#### Records for this exercise ####

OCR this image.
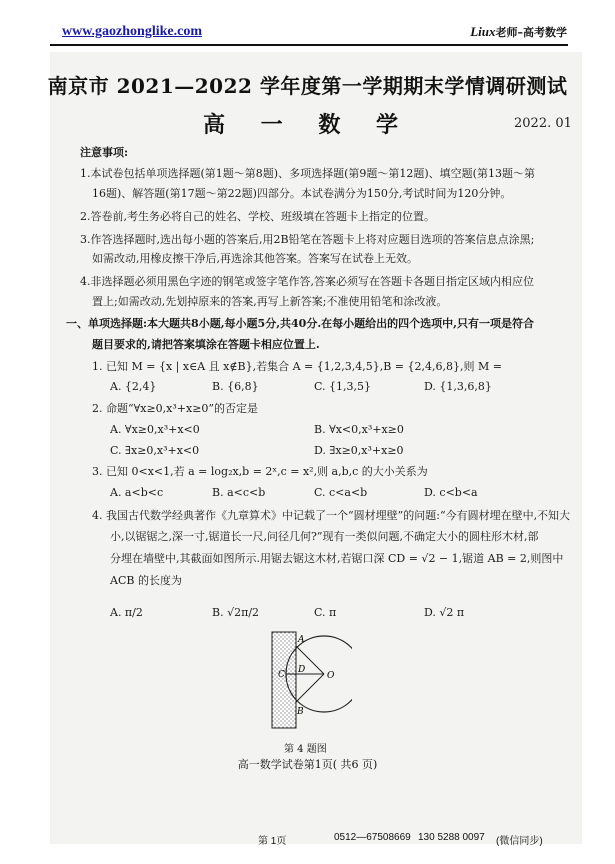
www.gaozhonglike.com	Liux老师–高考数学
南京市 2021—2022 学年度第一学期期末学情调研测试
高 一 数 学	2022. 01
注意事项:
1.本试卷包括单项选择题(第1题～第8题)、多项选择题(第9题～第12题)、填空题(第13题～第
16题)、解答题(第17题～第22题)四部分。本试卷满分为150分,考试时间为120分钟。
2.答卷前,考生务必将自己的姓名、学校、班级填在答题卡上指定的位置。
3.作答选择题时,选出每小题的答案后,用2B铅笔在答题卡上将对应题目选项的答案信息点涂黑;
如需改动,用橡皮擦干净后,再选涂其他答案。答案写在试卷上无效。
4.非选择题必须用黑色字迹的钢笔或签字笔作答,答案必须写在答题卡各题目指定区域内相应位
置上;如需改动,先划掉原来的答案,再写上新答案;不准使用铅笔和涂改液。
一、单项选择题:本大题共8小题,每小题5分,共40分.在每小题给出的四个选项中,只有一项是符合
题目要求的,请把答案填涂在答题卡相应位置上.
1. 已知 M = {x | x∈A 且 x∉B},若集合 A = {1,2,3,4,5},B = {2,4,6,8},则 M =
A. {2,4}	B. {6,8}	C. {1,3,5}	D. {1,3,6,8}
2. 命题“∀x≥0,x³+x≥0”的否定是
A. ∀x≥0,x³+x<0	B. ∀x<0,x³+x≥0
C. ∃x≥0,x³+x<0	D. ∃x≥0,x³+x≥0
3. 已知 0<x<1,若 a = log₂x,b = 2ˣ,c = x²,则 a,b,c 的大小关系为
A. a<b<c	B. a<c<b	C. c<a<b	D. c<b<a
4. 我国古代数学经典著作《九章算术》中记载了一个“圆材埋壁”的问题:“今有圆材埋在壁中,不知大
小,以锯锯之,深一寸,锯道长一尺,问径几何?”现有一类似问题,不确定大小的圆柱形木材,部
分埋在墙壁中,其截面如图所示.用锯去锯这木材,若锯口深 CD = √2 − 1,锯道 AB = 2,则图中
ACB 的长度为
A. π/2	B. √2π/2	C. π	D. √2 π
A
B
C D
O
第 4 题图
高一数学试卷第1页( 共6 页)
第 1页	0512—67508669 130 5288 0097 (微信同步)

####

● Request
From the listing above, collect each line in which the string "如需改动" appears.

● Exercise output
如需改动,用橡皮擦干净后,再选涂其他答案。答案写在试卷上无效。
置上;如需改动,先划掉原来的答案,再写上新答案;不准使用铅笔和涂改液。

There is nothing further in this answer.